YOUR OBJECTIVE:
Take from the listing each line that has the string "stop".

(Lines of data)
============
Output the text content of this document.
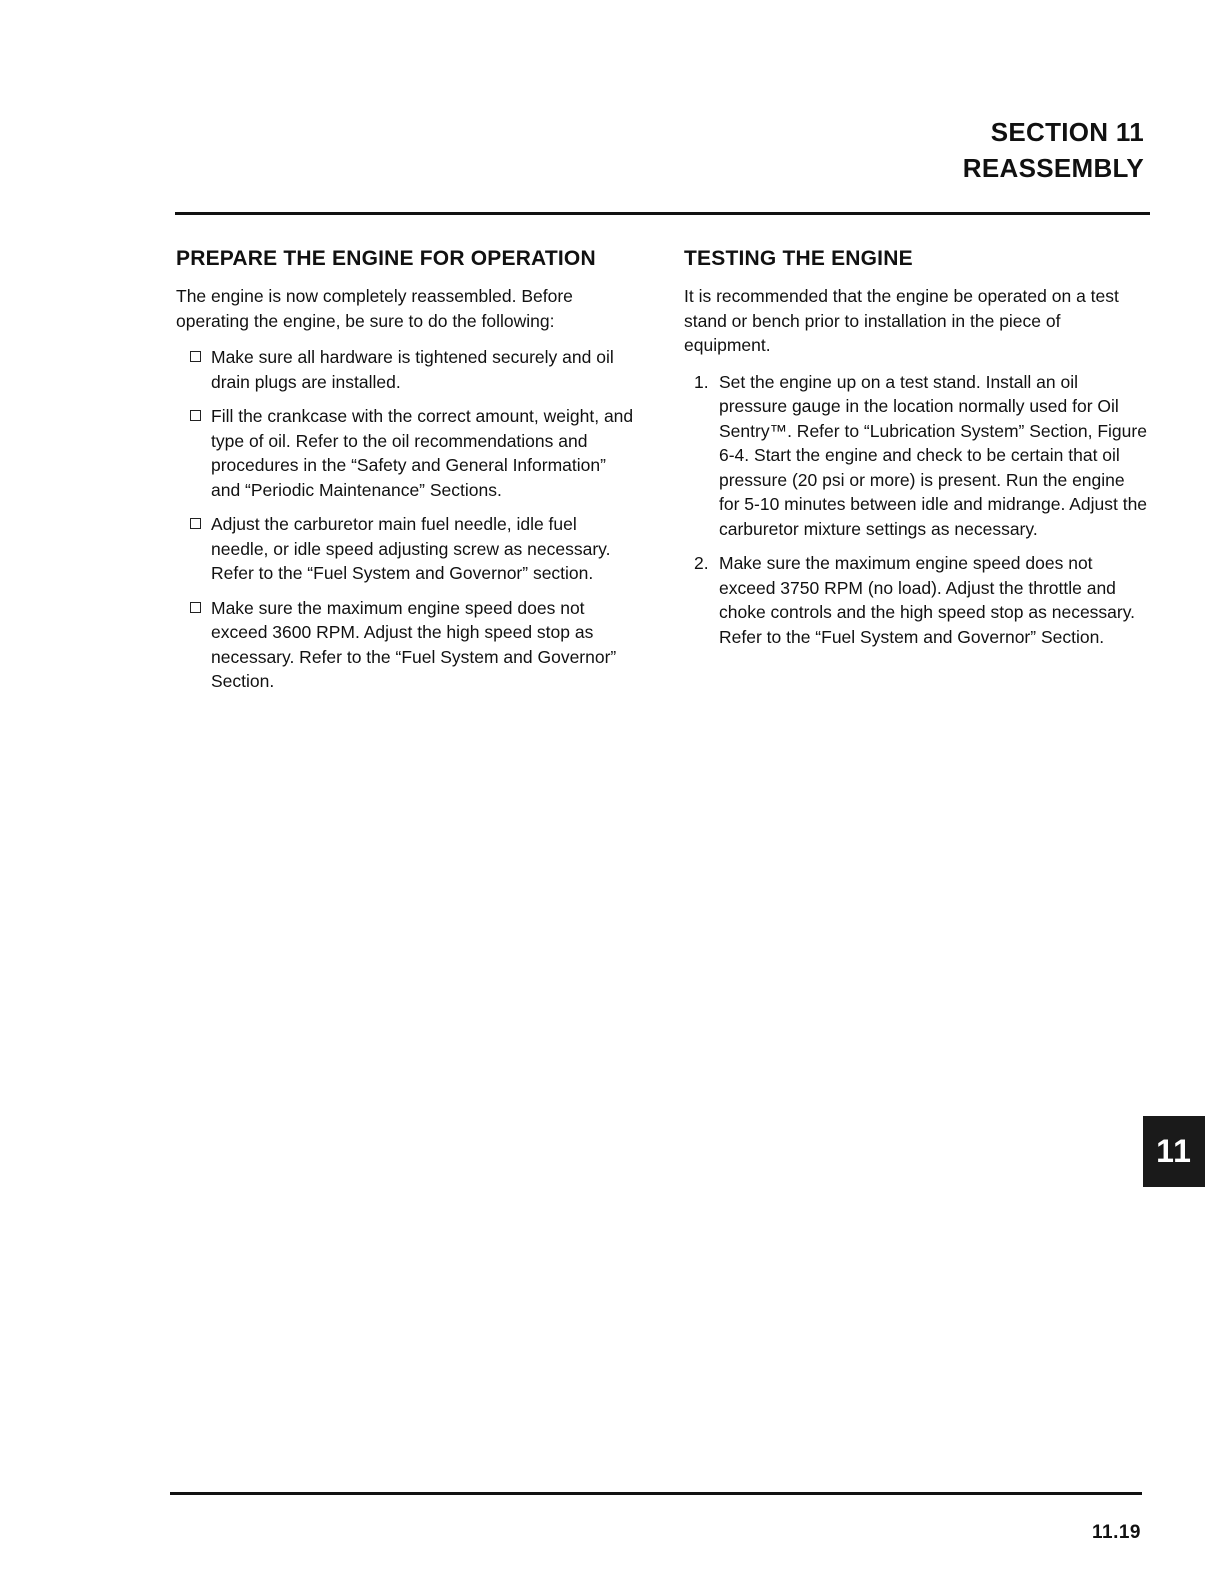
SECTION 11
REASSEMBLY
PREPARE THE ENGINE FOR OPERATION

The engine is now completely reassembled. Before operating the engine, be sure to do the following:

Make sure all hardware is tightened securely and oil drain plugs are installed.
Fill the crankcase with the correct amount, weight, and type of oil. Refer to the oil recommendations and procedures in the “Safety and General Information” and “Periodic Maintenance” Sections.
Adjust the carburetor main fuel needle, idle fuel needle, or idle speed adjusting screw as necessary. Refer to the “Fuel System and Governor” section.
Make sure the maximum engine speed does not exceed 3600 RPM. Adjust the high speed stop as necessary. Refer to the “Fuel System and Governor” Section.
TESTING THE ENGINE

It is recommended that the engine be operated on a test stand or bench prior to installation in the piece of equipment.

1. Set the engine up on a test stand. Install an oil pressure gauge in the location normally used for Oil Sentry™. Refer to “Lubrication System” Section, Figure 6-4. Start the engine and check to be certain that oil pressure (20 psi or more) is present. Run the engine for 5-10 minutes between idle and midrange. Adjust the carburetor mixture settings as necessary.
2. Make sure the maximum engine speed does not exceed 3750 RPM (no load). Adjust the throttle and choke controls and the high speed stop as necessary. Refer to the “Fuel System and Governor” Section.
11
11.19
============
EXPECTED ANSWER:
Make sure the maximum engine speed does not exceed 3600 RPM. Adjust the high speed stop as necessary. Refer to the “Fuel System and Governor” Section.
2. Make sure the maximum engine speed does not exceed 3750 RPM (no load). Adjust the throttle and choke controls and the high speed stop as necessary. Refer to the “Fuel System and Governor” Section.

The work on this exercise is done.